Retype the records below word for word and omit any image.
--- START OF Extracted records ---
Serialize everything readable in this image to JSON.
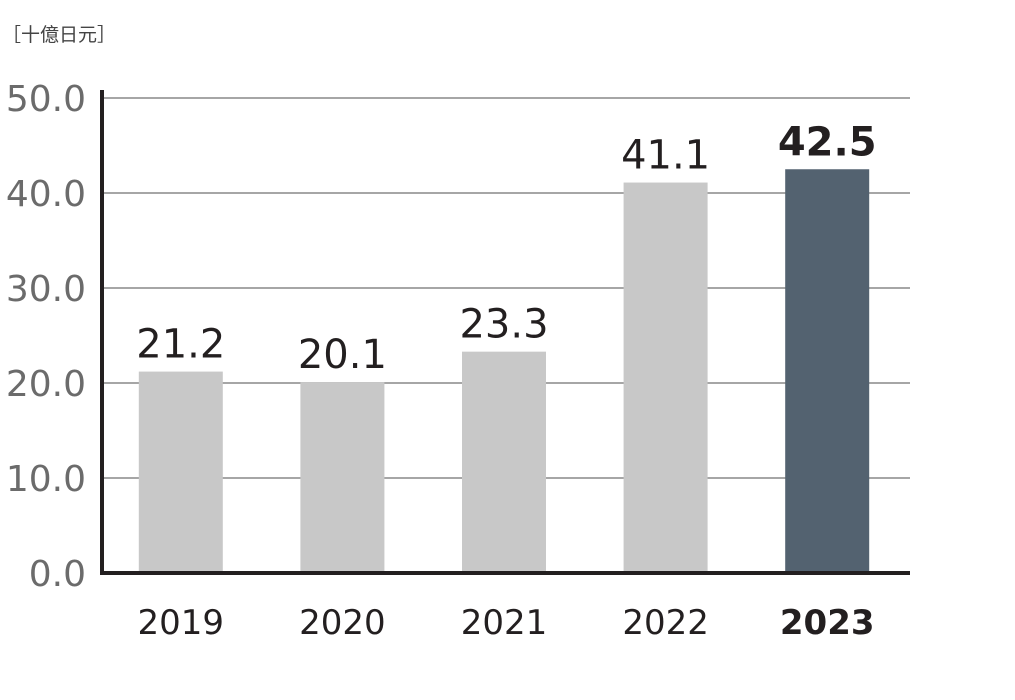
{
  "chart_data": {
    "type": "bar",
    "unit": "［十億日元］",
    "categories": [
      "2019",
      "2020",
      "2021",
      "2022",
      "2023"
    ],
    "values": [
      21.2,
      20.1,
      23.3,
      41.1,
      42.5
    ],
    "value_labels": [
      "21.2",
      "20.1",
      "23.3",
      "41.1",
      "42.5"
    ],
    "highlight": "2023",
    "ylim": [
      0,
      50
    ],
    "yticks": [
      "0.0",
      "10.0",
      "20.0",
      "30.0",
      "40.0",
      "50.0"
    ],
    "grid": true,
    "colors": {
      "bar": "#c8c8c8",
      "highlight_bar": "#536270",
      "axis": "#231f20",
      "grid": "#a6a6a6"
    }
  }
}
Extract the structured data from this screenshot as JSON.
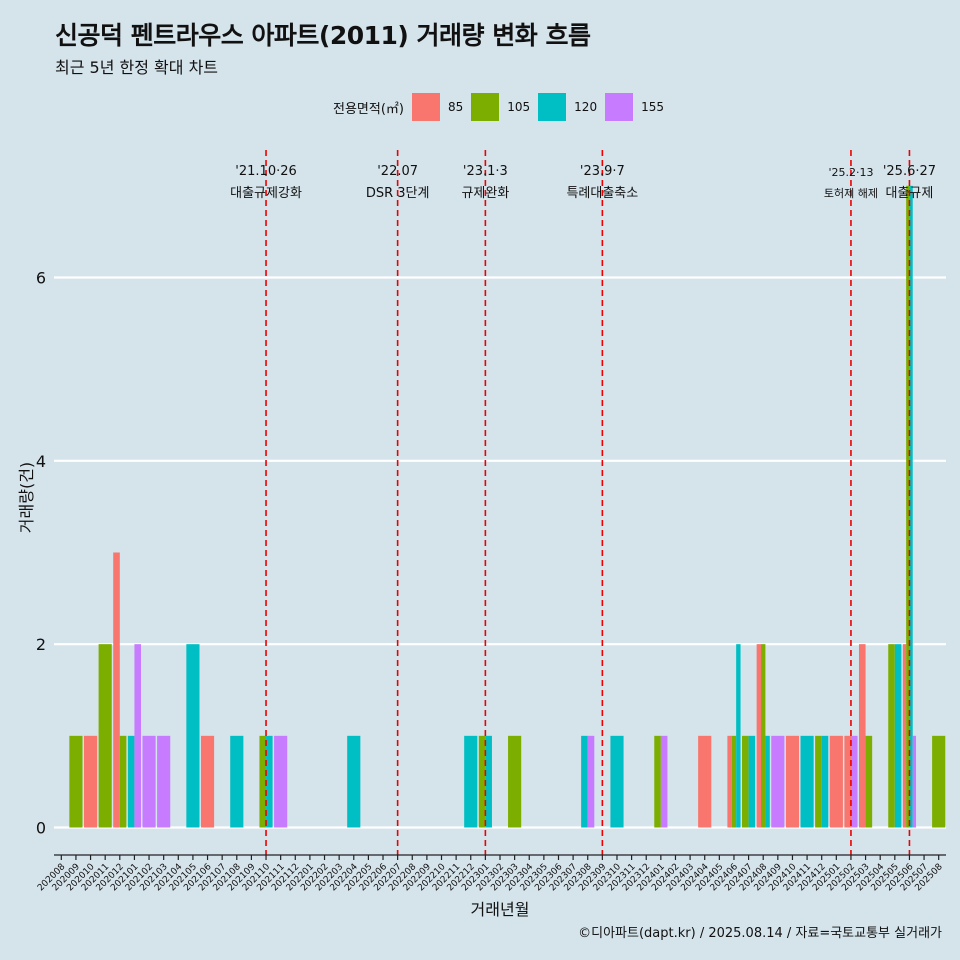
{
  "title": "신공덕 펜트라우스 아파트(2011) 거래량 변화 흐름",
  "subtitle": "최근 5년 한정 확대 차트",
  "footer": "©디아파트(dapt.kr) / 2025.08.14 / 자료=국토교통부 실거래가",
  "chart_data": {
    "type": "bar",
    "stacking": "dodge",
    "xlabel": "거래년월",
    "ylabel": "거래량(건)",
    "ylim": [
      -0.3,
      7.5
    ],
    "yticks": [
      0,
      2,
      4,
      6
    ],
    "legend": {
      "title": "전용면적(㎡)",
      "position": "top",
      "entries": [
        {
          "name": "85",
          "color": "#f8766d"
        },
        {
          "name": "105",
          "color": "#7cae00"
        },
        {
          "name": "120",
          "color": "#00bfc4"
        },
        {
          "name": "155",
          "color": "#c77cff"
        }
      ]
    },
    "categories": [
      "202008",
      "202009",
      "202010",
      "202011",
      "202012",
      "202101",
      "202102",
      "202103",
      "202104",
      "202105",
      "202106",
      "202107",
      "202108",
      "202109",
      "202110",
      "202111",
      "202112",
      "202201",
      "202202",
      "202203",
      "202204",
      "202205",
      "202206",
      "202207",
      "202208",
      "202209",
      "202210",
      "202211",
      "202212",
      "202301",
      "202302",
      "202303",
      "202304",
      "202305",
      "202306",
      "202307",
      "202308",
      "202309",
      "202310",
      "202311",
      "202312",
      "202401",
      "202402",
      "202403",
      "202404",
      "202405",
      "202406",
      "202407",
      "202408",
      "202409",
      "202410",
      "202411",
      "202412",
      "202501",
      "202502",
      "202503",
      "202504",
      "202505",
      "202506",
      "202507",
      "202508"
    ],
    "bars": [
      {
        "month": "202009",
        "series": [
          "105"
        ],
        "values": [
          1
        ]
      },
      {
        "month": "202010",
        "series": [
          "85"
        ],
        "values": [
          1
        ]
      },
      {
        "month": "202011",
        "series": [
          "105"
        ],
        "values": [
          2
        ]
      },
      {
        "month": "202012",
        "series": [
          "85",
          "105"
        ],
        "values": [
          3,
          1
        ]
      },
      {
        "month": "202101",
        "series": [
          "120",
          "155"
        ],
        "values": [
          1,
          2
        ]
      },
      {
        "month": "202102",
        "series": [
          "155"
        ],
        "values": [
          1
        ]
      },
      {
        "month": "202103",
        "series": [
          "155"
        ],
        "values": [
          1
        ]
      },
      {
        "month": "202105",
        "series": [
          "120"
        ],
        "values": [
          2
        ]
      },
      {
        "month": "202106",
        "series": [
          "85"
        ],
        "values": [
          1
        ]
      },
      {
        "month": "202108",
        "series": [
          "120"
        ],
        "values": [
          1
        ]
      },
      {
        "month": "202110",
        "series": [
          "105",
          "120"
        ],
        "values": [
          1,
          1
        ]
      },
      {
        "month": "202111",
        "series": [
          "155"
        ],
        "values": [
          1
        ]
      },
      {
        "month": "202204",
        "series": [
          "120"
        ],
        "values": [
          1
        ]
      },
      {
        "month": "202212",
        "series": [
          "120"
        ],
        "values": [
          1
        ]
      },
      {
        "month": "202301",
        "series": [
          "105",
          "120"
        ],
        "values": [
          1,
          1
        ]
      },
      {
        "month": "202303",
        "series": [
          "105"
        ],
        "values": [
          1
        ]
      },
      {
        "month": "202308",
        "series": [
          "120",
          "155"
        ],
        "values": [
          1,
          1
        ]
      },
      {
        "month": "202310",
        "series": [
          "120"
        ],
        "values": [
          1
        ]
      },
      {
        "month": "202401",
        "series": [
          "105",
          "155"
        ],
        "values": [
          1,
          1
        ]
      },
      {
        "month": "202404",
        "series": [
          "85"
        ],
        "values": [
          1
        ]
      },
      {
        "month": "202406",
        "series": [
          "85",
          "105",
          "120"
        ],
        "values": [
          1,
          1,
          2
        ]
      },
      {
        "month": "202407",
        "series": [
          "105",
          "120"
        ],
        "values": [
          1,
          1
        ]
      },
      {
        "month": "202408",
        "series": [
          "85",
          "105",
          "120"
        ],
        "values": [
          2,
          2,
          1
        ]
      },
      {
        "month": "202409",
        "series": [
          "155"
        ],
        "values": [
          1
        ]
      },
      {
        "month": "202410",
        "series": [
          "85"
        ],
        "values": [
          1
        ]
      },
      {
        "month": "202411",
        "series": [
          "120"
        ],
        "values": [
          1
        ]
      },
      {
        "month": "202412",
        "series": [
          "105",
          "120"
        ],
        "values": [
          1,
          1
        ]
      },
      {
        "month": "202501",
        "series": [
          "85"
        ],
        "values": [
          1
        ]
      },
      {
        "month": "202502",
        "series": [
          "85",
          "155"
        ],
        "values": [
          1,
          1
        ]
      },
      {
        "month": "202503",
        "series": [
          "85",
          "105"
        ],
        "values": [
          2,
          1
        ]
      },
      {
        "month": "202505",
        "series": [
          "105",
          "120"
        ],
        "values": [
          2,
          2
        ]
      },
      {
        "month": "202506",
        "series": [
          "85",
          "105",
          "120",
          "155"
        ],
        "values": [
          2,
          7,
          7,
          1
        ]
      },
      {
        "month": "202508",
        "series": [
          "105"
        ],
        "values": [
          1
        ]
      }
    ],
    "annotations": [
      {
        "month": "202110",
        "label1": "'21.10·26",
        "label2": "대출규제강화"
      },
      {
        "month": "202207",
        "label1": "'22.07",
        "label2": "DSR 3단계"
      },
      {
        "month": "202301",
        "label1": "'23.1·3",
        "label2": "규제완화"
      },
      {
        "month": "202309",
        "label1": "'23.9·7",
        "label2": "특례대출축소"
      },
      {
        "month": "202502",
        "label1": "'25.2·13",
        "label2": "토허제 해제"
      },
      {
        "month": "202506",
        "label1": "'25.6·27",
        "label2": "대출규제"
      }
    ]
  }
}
--- END OF Extracted records ---
*Result*:
Serialize everything readable in this image to JSON.
{
  "chart_data": {
    "type": "bar",
    "unit": "［十億日元］",
    "categories": [
      "2019",
      "2020",
      "2021",
      "2022",
      "2023"
    ],
    "values": [
      21.2,
      20.1,
      23.3,
      41.1,
      42.5
    ],
    "value_labels": [
      "21.2",
      "20.1",
      "23.3",
      "41.1",
      "42.5"
    ],
    "highlight": "2023",
    "ylim": [
      0,
      50
    ],
    "yticks": [
      "0.0",
      "10.0",
      "20.0",
      "30.0",
      "40.0",
      "50.0"
    ],
    "grid": true,
    "colors": {
      "bar": "#c8c8c8",
      "highlight_bar": "#536270",
      "axis": "#231f20",
      "grid": "#a6a6a6"
    }
  }
}
Extract the structured data from this screenshot as JSON.
{
  "title": "신공덕 펜트라우스 아파트(2011) 거래량 변화 흐름",
  "subtitle": "최근 5년 한정 확대 차트",
  "footer": "©디아파트(dapt.kr) / 2025.08.14 / 자료=국토교통부 실거래가",
  "chart_data": {
    "type": "bar",
    "stacking": "dodge",
    "xlabel": "거래년월",
    "ylabel": "거래량(건)",
    "ylim": [
      -0.3,
      7.5
    ],
    "yticks": [
      0,
      2,
      4,
      6
    ],
    "legend": {
      "title": "전용면적(㎡)",
      "position": "top",
      "entries": [
        {
          "name": "85",
          "color": "#f8766d"
        },
        {
          "name": "105",
          "color": "#7cae00"
        },
        {
          "name": "120",
          "color": "#00bfc4"
        },
        {
          "name": "155",
          "color": "#c77cff"
        }
      ]
    },
    "categories": [
      "202008",
      "202009",
      "202010",
      "202011",
      "202012",
      "202101",
      "202102",
      "202103",
      "202104",
      "202105",
      "202106",
      "202107",
      "202108",
      "202109",
      "202110",
      "202111",
      "202112",
      "202201",
      "202202",
      "202203",
      "202204",
      "202205",
      "202206",
      "202207",
      "202208",
      "202209",
      "202210",
      "202211",
      "202212",
      "202301",
      "202302",
      "202303",
      "202304",
      "202305",
      "202306",
      "202307",
      "202308",
      "202309",
      "202310",
      "202311",
      "202312",
      "202401",
      "202402",
      "202403",
      "202404",
      "202405",
      "202406",
      "202407",
      "202408",
      "202409",
      "202410",
      "202411",
      "202412",
      "202501",
      "202502",
      "202503",
      "202504",
      "202505",
      "202506",
      "202507",
      "202508"
    ],
    "bars": [
      {
        "month": "202009",
        "series": [
          "105"
        ],
        "values": [
          1
        ]
      },
      {
        "month": "202010",
        "series": [
          "85"
        ],
        "values": [
          1
        ]
      },
      {
        "month": "202011",
        "series": [
          "105"
        ],
        "values": [
          2
        ]
      },
      {
        "month": "202012",
        "series": [
          "85",
          "105"
        ],
        "values": [
          3,
          1
        ]
      },
      {
        "month": "202101",
        "series": [
          "120",
          "155"
        ],
        "values": [
          1,
          2
        ]
      },
      {
        "month": "202102",
        "series": [
          "155"
        ],
        "values": [
          1
        ]
      },
      {
        "month": "202103",
        "series": [
          "155"
        ],
        "values": [
          1
        ]
      },
      {
        "month": "202105",
        "series": [
          "120"
        ],
        "values": [
          2
        ]
      },
      {
        "month": "202106",
        "series": [
          "85"
        ],
        "values": [
          1
        ]
      },
      {
        "month": "202108",
        "series": [
          "120"
        ],
        "values": [
          1
        ]
      },
      {
        "month": "202110",
        "series": [
          "105",
          "120"
        ],
        "values": [
          1,
          1
        ]
      },
      {
        "month": "202111",
        "series": [
          "155"
        ],
        "values": [
          1
        ]
      },
      {
        "month": "202204",
        "series": [
          "120"
        ],
        "values": [
          1
        ]
      },
      {
        "month": "202212",
        "series": [
          "120"
        ],
        "values": [
          1
        ]
      },
      {
        "month": "202301",
        "series": [
          "105",
          "120"
        ],
        "values": [
          1,
          1
        ]
      },
      {
        "month": "202303",
        "series": [
          "105"
        ],
        "values": [
          1
        ]
      },
      {
        "month": "202308",
        "series": [
          "120",
          "155"
        ],
        "values": [
          1,
          1
        ]
      },
      {
        "month": "202310",
        "series": [
          "120"
        ],
        "values": [
          1
        ]
      },
      {
        "month": "202401",
        "series": [
          "105",
          "155"
        ],
        "values": [
          1,
          1
        ]
      },
      {
        "month": "202404",
        "series": [
          "85"
        ],
        "values": [
          1
        ]
      },
      {
        "month": "202406",
        "series": [
          "85",
          "105",
          "120"
        ],
        "values": [
          1,
          1,
          2
        ]
      },
      {
        "month": "202407",
        "series": [
          "105",
          "120"
        ],
        "values": [
          1,
          1
        ]
      },
      {
        "month": "202408",
        "series": [
          "85",
          "105",
          "120"
        ],
        "values": [
          2,
          2,
          1
        ]
      },
      {
        "month": "202409",
        "series": [
          "155"
        ],
        "values": [
          1
        ]
      },
      {
        "month": "202410",
        "series": [
          "85"
        ],
        "values": [
          1
        ]
      },
      {
        "month": "202411",
        "series": [
          "120"
        ],
        "values": [
          1
        ]
      },
      {
        "month": "202412",
        "series": [
          "105",
          "120"
        ],
        "values": [
          1,
          1
        ]
      },
      {
        "month": "202501",
        "series": [
          "85"
        ],
        "values": [
          1
        ]
      },
      {
        "month": "202502",
        "series": [
          "85",
          "155"
        ],
        "values": [
          1,
          1
        ]
      },
      {
        "month": "202503",
        "series": [
          "85",
          "105"
        ],
        "values": [
          2,
          1
        ]
      },
      {
        "month": "202505",
        "series": [
          "105",
          "120"
        ],
        "values": [
          2,
          2
        ]
      },
      {
        "month": "202506",
        "series": [
          "85",
          "105",
          "120",
          "155"
        ],
        "values": [
          2,
          7,
          7,
          1
        ]
      },
      {
        "month": "202508",
        "series": [
          "105"
        ],
        "values": [
          1
        ]
      }
    ],
    "annotations": [
      {
        "month": "202110",
        "label1": "'21.10·26",
        "label2": "대출규제강화"
      },
      {
        "month": "202207",
        "label1": "'22.07",
        "label2": "DSR 3단계"
      },
      {
        "month": "202301",
        "label1": "'23.1·3",
        "label2": "규제완화"
      },
      {
        "month": "202309",
        "label1": "'23.9·7",
        "label2": "특례대출축소"
      },
      {
        "month": "202502",
        "label1": "'25.2·13",
        "label2": "토허제 해제"
      },
      {
        "month": "202506",
        "label1": "'25.6·27",
        "label2": "대출규제"
      }
    ]
  }
}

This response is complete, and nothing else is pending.